OBIETTIVO. Secondo la pagina sull'escursione da Monteacuto delle Alpi, a quale quota si trovava la neve?

PAGINA.

----

6 - mercoledì 27 ottobre 2010
Monteacuto delle Alpi - Sent. 113 - raccordo sent. 111- La Caffa - Sosta pranzo - ritorno sent 111
ORE 3  disl. 300 m     5 Km

Percorso prevalentemente su vecchia mulattiera. Imboccato sentiero 113 poi raccordo verso Ca de Prati , prima sterrata poi sentiero disagevole, fino al sent 111, che seguiamo fino al valico della Caffa. Ritorno tutto sul sent 111. Tempo prima variabile poi sereno, con tramontana. Neve verso i 1200 m.

----

Voci di elementi annotati
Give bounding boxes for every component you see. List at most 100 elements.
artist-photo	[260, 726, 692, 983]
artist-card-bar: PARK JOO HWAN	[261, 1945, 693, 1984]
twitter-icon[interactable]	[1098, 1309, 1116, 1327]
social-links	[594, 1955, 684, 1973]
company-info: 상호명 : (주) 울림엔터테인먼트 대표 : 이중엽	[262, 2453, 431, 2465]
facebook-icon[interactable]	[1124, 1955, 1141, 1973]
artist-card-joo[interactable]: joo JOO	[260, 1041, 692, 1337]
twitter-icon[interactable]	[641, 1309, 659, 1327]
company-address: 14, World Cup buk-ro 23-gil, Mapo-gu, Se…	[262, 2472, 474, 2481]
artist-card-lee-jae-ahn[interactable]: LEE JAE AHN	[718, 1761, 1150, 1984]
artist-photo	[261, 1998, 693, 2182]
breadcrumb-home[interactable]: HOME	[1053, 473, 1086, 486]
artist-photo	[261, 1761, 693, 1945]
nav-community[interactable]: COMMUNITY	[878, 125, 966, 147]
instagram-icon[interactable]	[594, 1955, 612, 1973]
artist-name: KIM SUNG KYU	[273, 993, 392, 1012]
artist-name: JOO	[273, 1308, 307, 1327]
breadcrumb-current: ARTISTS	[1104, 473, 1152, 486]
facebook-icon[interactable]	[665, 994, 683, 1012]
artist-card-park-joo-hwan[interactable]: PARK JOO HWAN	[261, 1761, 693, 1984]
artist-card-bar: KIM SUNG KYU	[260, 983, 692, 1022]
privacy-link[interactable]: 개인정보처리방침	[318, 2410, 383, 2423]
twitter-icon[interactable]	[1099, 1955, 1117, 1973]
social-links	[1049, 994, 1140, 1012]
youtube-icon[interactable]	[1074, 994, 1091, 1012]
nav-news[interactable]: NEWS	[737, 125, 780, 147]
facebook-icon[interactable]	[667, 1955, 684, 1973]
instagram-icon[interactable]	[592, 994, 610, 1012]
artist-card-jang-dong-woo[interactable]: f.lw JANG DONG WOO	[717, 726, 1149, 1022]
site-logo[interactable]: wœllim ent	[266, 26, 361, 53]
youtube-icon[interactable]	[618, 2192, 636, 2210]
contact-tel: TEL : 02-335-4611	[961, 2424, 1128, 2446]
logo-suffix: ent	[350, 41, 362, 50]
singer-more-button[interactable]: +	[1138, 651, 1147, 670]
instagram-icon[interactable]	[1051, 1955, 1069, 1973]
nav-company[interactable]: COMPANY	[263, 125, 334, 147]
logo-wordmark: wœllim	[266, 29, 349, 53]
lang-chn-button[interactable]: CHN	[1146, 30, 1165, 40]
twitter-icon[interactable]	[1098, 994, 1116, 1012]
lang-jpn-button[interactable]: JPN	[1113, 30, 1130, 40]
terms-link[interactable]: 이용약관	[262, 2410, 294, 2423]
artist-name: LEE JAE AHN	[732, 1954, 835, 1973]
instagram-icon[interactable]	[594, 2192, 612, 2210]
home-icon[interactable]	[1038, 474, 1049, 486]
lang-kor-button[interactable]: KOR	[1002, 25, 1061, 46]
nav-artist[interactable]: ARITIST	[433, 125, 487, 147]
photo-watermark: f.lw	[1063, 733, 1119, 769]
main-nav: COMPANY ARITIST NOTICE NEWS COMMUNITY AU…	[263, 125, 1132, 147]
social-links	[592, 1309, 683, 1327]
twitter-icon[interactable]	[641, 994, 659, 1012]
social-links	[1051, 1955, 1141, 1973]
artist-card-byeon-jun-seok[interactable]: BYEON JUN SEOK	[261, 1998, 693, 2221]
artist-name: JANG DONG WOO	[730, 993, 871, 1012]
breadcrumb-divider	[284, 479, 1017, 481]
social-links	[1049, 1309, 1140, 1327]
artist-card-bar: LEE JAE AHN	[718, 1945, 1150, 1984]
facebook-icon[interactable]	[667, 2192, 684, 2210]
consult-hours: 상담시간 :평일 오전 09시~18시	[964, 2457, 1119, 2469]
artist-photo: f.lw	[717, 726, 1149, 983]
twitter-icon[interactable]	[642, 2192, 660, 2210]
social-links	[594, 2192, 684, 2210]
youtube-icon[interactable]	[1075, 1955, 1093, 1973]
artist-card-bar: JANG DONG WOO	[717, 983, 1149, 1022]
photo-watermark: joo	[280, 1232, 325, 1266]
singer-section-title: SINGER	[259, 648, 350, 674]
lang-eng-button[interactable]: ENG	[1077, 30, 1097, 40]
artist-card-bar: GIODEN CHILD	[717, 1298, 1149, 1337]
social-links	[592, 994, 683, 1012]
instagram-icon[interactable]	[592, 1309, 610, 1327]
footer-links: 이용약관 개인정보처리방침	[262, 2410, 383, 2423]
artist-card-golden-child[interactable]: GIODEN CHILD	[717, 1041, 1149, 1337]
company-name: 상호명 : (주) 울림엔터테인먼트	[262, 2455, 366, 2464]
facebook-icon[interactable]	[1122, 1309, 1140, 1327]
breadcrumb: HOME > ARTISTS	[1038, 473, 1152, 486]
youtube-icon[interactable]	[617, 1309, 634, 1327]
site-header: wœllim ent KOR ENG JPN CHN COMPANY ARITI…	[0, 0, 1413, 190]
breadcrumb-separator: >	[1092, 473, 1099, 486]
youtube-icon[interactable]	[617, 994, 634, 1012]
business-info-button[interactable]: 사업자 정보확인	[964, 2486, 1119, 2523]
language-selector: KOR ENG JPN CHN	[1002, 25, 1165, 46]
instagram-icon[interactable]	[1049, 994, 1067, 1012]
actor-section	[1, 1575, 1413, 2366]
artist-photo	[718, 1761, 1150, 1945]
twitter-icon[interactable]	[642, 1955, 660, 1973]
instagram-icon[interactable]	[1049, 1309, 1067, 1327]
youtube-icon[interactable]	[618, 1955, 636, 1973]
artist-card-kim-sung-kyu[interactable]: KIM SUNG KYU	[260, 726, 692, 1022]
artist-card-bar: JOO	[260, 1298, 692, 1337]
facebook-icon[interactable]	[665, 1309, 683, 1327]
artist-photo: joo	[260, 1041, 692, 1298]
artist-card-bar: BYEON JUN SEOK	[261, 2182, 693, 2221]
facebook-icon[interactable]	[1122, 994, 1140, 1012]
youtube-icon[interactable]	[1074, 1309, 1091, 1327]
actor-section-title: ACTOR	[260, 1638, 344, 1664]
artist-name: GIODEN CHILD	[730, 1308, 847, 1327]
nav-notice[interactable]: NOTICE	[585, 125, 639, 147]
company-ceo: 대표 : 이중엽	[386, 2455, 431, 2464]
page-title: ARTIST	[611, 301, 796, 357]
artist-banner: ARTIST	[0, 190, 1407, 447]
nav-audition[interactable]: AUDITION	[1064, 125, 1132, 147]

----

SOLUZIONE. Verso i 1200 metri.